▸ What to produce
Where a line of the material contains the string "Pending", copy that line.

▸ Data rows
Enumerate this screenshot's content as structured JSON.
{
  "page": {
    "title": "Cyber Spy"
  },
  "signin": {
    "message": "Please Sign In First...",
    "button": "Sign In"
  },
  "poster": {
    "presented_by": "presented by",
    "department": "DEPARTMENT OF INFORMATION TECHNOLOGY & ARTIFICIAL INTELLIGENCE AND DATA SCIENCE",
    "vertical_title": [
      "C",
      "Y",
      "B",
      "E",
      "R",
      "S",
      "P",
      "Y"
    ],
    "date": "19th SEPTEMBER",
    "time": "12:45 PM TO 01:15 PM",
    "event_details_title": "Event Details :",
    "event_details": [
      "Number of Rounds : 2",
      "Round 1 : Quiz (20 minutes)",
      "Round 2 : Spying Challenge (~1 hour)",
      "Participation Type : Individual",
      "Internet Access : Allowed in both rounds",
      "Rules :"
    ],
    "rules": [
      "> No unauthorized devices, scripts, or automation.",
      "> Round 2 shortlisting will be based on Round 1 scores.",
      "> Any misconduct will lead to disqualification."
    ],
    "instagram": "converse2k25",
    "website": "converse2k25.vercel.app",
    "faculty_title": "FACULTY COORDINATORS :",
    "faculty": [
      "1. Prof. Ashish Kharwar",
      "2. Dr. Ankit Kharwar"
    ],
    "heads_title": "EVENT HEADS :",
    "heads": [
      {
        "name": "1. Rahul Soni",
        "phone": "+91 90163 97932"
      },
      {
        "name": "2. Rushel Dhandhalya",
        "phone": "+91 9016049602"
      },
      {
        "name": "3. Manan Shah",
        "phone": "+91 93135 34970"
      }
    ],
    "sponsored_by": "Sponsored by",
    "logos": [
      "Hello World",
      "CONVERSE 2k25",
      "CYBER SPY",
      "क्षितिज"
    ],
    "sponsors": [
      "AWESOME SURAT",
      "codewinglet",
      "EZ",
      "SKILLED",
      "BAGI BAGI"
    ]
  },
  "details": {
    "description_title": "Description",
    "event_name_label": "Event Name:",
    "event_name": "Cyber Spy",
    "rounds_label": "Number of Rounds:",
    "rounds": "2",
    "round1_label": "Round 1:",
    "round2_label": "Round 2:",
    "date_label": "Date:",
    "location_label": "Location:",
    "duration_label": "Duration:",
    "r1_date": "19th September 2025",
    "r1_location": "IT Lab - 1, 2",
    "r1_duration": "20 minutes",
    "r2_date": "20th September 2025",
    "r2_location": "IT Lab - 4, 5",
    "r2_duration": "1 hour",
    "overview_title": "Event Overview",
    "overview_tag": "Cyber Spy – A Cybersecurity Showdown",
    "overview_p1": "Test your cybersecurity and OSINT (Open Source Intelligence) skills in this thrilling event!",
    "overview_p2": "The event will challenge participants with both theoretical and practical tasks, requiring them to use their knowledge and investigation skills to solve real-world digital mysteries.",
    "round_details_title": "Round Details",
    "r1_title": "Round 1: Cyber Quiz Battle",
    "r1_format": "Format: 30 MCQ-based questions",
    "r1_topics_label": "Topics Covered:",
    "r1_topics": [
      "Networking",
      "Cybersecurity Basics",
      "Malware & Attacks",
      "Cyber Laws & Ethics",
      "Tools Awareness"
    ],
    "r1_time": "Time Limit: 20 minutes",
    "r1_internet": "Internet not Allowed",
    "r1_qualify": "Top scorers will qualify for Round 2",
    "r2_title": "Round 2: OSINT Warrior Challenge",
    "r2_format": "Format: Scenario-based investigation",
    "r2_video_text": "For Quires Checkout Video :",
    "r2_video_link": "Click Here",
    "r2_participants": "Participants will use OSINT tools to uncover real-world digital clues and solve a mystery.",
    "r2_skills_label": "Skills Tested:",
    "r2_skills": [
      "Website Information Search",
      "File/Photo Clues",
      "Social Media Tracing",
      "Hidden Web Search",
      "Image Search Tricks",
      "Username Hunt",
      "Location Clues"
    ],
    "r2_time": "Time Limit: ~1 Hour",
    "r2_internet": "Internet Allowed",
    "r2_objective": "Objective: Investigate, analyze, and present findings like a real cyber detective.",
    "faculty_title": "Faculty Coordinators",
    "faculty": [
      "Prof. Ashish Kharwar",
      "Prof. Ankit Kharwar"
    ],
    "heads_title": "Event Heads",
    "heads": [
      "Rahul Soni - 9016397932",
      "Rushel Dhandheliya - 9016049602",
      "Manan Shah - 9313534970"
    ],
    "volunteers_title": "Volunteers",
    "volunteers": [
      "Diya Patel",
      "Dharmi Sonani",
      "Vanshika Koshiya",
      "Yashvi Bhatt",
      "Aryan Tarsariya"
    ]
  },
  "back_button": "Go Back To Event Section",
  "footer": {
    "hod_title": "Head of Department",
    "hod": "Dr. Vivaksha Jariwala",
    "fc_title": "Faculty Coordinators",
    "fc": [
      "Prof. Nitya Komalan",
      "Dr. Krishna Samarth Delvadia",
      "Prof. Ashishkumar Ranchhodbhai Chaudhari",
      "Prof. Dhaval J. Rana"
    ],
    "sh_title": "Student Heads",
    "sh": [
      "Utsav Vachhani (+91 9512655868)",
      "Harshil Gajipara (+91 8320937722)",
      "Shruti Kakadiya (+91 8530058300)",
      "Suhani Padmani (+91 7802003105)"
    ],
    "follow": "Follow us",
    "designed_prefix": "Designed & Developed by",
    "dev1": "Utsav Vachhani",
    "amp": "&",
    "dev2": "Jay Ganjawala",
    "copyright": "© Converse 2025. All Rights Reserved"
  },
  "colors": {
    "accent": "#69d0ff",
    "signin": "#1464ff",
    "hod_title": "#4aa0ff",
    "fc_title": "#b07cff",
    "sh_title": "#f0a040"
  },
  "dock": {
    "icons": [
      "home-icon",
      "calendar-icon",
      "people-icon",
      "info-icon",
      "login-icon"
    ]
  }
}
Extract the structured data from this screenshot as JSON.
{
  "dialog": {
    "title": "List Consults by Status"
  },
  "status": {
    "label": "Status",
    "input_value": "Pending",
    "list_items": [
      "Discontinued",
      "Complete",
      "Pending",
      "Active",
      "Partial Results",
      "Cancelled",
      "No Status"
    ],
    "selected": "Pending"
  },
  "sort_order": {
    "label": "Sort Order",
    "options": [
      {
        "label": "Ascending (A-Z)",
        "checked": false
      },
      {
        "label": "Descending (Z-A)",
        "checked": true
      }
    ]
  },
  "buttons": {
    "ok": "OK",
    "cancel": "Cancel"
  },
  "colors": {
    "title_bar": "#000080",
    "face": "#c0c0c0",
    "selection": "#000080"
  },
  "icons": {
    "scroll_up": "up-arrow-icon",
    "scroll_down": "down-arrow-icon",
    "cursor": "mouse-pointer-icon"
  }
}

▸ Output for this exercise
    "input_value": "Pending",
      "Pending",
    "selected": "Pending"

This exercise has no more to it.